*DATA PROVIDED*
========

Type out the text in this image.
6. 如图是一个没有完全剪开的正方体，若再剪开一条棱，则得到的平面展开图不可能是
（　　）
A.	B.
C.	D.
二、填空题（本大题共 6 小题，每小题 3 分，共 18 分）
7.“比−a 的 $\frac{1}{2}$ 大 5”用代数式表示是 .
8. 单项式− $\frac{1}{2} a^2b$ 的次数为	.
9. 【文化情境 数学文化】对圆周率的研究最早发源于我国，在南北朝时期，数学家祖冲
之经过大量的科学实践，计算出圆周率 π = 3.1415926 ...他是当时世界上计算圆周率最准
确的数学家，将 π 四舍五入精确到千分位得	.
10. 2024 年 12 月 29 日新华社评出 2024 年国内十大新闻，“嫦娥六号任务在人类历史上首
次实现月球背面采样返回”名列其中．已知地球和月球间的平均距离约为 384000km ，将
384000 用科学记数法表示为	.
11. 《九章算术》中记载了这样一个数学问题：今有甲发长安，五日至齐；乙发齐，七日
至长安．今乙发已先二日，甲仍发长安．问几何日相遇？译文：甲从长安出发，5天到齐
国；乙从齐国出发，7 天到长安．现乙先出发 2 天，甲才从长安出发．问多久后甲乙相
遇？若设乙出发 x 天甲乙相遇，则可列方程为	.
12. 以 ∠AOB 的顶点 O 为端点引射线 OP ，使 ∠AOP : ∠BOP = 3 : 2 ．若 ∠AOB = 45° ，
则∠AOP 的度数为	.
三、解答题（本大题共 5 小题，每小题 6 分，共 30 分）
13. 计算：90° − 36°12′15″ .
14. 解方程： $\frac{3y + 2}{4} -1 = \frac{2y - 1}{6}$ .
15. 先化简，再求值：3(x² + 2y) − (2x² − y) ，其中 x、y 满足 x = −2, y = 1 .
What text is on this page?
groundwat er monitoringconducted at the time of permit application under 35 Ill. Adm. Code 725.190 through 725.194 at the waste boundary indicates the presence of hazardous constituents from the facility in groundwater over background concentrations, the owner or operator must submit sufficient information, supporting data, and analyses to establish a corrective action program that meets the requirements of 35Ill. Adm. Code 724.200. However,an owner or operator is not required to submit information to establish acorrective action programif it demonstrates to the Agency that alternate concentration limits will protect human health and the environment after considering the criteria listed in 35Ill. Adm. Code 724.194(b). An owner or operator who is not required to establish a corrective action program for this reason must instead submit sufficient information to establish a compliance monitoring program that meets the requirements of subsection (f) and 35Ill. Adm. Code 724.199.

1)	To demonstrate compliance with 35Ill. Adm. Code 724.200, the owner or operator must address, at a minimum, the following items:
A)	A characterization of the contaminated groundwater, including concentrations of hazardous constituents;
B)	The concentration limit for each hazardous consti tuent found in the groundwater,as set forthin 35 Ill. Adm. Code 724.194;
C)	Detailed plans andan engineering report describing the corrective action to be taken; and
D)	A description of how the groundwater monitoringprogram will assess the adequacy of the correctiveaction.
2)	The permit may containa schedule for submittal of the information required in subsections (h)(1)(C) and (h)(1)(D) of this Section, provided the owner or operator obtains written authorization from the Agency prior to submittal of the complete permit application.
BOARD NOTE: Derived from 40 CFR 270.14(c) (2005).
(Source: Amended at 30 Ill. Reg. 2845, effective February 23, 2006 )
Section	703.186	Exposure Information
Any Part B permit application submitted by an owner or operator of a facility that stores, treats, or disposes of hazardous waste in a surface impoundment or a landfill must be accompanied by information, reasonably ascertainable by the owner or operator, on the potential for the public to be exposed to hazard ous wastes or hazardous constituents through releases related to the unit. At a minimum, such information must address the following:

========

*SHORT TASK*
Which lines above contain the word "from"? Copy each of them.

*EXERCISE RESPONSE*
groundwat er monitoringconducted at the time of permit application under 35 Ill. Adm. Code 725.190 through 725.194 at the waste boundary indicates the presence of hazardous constituents from the facility in groundwater over background concentrations, the owner or operator must submit sufficient information, supporting data, and analyses to establish a corrective action program that meets the requirements of 35Ill. Adm. Code 724.200. However,an owner or operator is not required to submit information to establish acorrective action programif it demonstrates to the Agency that alternate concentration limits will protect human health and the environment after considering the criteria listed in 35Ill. Adm. Code 724.194(b). An owner or operator who is not required to establish a corrective action program for this reason must instead submit sufficient information to establish a compliance monitoring program that meets the requirements of subsection (f) and 35Ill. Adm. Code 724.199.
2)	The permit may containa schedule for submittal of the information required in subsections (h)(1)(C) and (h)(1)(D) of this Section, provided the owner or operator obtains written authorization from the Agency prior to submittal of the complete permit application.
BOARD NOTE: Derived from 40 CFR 270.14(c) (2005).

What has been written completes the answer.